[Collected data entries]

———

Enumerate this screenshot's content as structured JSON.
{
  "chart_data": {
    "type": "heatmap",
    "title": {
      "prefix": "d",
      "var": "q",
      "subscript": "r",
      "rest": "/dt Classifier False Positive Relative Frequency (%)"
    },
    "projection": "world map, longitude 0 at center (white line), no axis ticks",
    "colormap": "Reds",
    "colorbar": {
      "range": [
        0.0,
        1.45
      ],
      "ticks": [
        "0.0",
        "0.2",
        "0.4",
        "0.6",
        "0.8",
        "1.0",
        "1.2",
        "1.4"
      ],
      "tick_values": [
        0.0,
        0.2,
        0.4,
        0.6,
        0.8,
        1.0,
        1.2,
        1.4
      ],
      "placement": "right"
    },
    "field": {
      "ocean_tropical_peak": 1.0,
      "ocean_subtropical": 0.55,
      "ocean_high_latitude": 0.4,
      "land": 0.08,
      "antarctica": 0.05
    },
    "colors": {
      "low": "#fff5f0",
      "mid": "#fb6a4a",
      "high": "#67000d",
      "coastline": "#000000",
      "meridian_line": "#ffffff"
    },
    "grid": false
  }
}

———

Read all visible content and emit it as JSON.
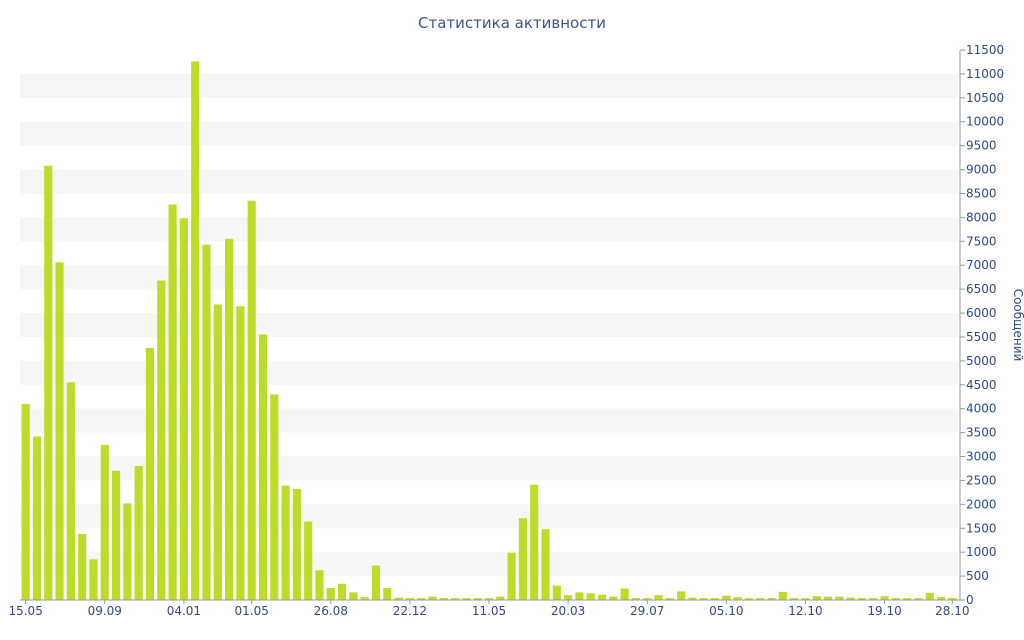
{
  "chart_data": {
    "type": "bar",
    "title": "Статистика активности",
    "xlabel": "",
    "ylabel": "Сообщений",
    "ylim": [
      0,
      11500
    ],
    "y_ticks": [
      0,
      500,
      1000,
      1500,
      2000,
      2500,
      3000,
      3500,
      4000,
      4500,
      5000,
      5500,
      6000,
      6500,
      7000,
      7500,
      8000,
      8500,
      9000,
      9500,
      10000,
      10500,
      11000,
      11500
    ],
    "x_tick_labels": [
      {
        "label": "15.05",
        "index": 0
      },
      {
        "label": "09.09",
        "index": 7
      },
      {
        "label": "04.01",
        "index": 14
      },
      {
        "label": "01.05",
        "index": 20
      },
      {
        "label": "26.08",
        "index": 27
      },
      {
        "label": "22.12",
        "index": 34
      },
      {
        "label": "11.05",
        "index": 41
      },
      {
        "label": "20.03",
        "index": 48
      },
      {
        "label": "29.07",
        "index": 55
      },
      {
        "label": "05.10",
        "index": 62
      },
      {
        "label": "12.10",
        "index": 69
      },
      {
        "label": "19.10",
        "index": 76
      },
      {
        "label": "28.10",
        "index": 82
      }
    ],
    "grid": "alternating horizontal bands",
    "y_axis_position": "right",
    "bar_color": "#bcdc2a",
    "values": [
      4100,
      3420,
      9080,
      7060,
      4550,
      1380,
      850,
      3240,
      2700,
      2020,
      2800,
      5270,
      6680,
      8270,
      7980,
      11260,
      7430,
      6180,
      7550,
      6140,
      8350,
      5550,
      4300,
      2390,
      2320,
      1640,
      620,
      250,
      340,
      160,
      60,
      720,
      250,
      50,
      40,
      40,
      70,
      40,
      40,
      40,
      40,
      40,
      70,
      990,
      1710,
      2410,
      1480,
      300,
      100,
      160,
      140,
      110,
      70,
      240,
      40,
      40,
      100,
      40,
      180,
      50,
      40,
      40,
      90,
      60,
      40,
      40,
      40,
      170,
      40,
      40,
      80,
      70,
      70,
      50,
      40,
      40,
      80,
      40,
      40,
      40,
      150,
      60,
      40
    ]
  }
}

———

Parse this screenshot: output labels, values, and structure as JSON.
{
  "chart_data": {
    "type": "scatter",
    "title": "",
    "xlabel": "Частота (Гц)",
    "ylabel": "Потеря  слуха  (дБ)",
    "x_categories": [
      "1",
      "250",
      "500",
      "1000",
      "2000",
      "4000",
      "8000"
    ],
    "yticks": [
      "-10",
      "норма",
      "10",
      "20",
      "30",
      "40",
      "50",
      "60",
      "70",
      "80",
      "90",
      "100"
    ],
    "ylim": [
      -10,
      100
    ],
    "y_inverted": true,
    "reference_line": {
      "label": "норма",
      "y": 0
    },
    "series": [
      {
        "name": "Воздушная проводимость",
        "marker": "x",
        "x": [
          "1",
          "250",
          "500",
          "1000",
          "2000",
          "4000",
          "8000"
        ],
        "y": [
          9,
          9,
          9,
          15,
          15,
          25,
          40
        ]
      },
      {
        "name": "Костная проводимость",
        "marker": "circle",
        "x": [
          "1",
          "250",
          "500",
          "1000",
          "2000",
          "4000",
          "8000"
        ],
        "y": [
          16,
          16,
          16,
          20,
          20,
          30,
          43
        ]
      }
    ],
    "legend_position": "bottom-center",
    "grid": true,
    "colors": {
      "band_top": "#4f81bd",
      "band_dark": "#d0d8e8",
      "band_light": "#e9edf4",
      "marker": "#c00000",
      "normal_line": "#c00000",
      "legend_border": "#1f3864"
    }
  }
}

———

Task »
Using the listing above, list every line in which the string "content" occurs.

Exercise output »
Enumerate this screenshot's content as structured JSON.
Read all visible content and emit it as JSON.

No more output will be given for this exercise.